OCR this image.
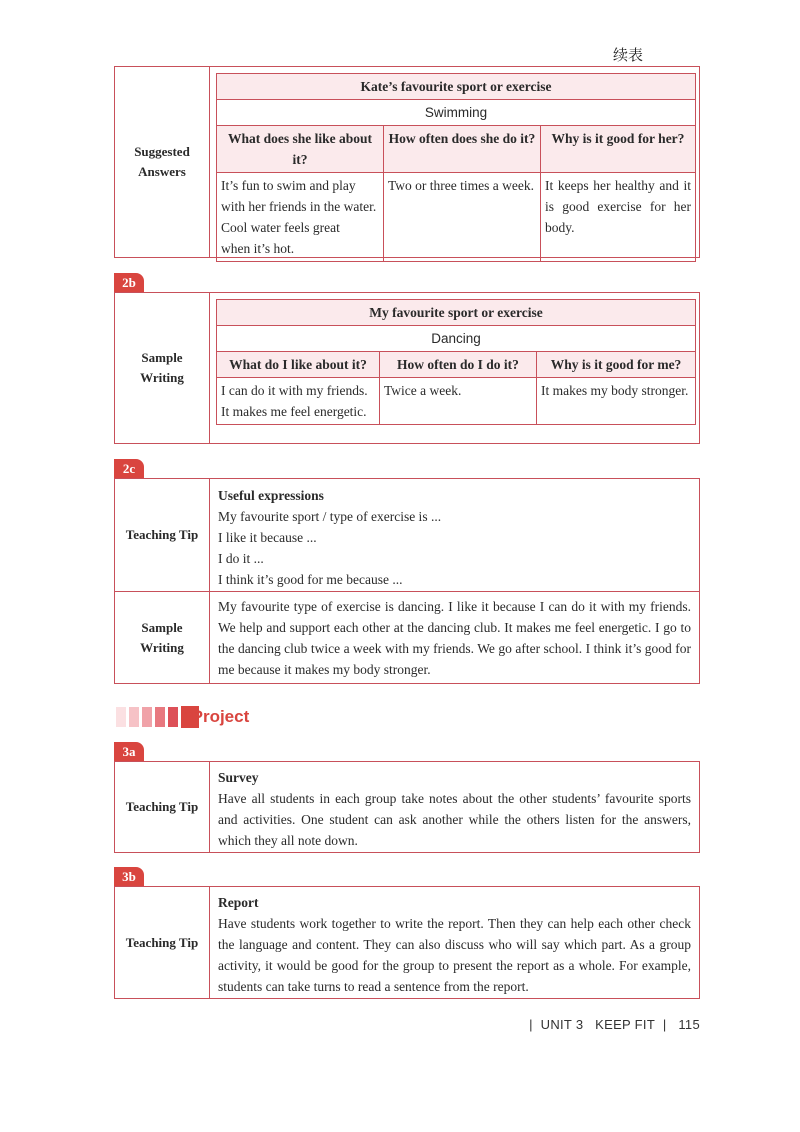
续表
Suggested
Answers
Kate’s favourite sport or exercise		
Swimming		
What does she like about it?	How often does she do it?	Why is it good for her?

It’s fun to swim and play
with her friends in the water.
Cool water feels great
when it’s hot.	Two or three times a week.	It keeps her healthy and it is good exercise for her body.
2b
Sample
Writing
My favourite sport or exercise		
Dancing		
What do I like about it?	How often do I do it?	Why is it good for me?

I can do it with my friends.
It makes me feel energetic.	Twice a week.	It makes my body stronger.
2c
Teaching Tip
Useful expressions
My favourite sport / type of exercise is ...
I like it because ...
I do it ...
I think it’s good for me because ...
Sample
Writing
My favourite type of exercise is dancing. I like it because I can do it with my friends. We help and support each other at the dancing club. It makes me feel energetic. I go to the dancing club twice a week with my friends. We go after school. I think it’s good for me because it makes my body stronger.
*Project
3a
Teaching Tip
Survey
Have all students in each group take notes about the other students’ favourite sports and activities. One student can ask another while the others listen for the answers, which they all note down.
3b
Teaching Tip
Report
Have students work together to write the report. Then they can help each other check the language and content. They can also discuss who will say which part. As a group activity, it would be good for the group to present the report as a whole. For example, students can take turns to read a sentence from the report.
| UNIT 3 KEEP FIT | 115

________

EXERCISE -
Print out the whole of the material word for word, without pictures.

THE COMPLETED TASK -
OCR this image.
续表
Suggested
Answers
Kate’s favourite sport or exercise		
Swimming		
What does she like about it?	How often does she do it?	Why is it good for her?

It’s fun to swim and play
with her friends in the water.
Cool water feels great
when it’s hot.	Two or three times a week.	It keeps her healthy and it is good exercise for her body.
2b
Sample
Writing
My favourite sport or exercise		
Dancing		
What do I like about it?	How often do I do it?	Why is it good for me?

I can do it with my friends.
It makes me feel energetic.	Twice a week.	It makes my body stronger.
2c
Teaching Tip
Useful expressions
My favourite sport / type of exercise is ...
I like it because ...
I do it ...
I think it’s good for me because ...
Sample
Writing
My favourite type of exercise is dancing. I like it because I can do it with my friends. We help and support each other at the dancing club. It makes me feel energetic. I go to the dancing club twice a week with my friends. We go after school. I think it’s good for me because it makes my body stronger.
*Project
3a
Teaching Tip
Survey
Have all students in each group take notes about the other students’ favourite sports and activities. One student can ask another while the others listen for the answers, which they all note down.
3b
Teaching Tip
Report
Have students work together to write the report. Then they can help each other check the language and content. They can also discuss who will say which part. As a group activity, it would be good for the group to present the report as a whole. For example, students can take turns to read a sentence from the report.
| UNIT 3 KEEP FIT | 115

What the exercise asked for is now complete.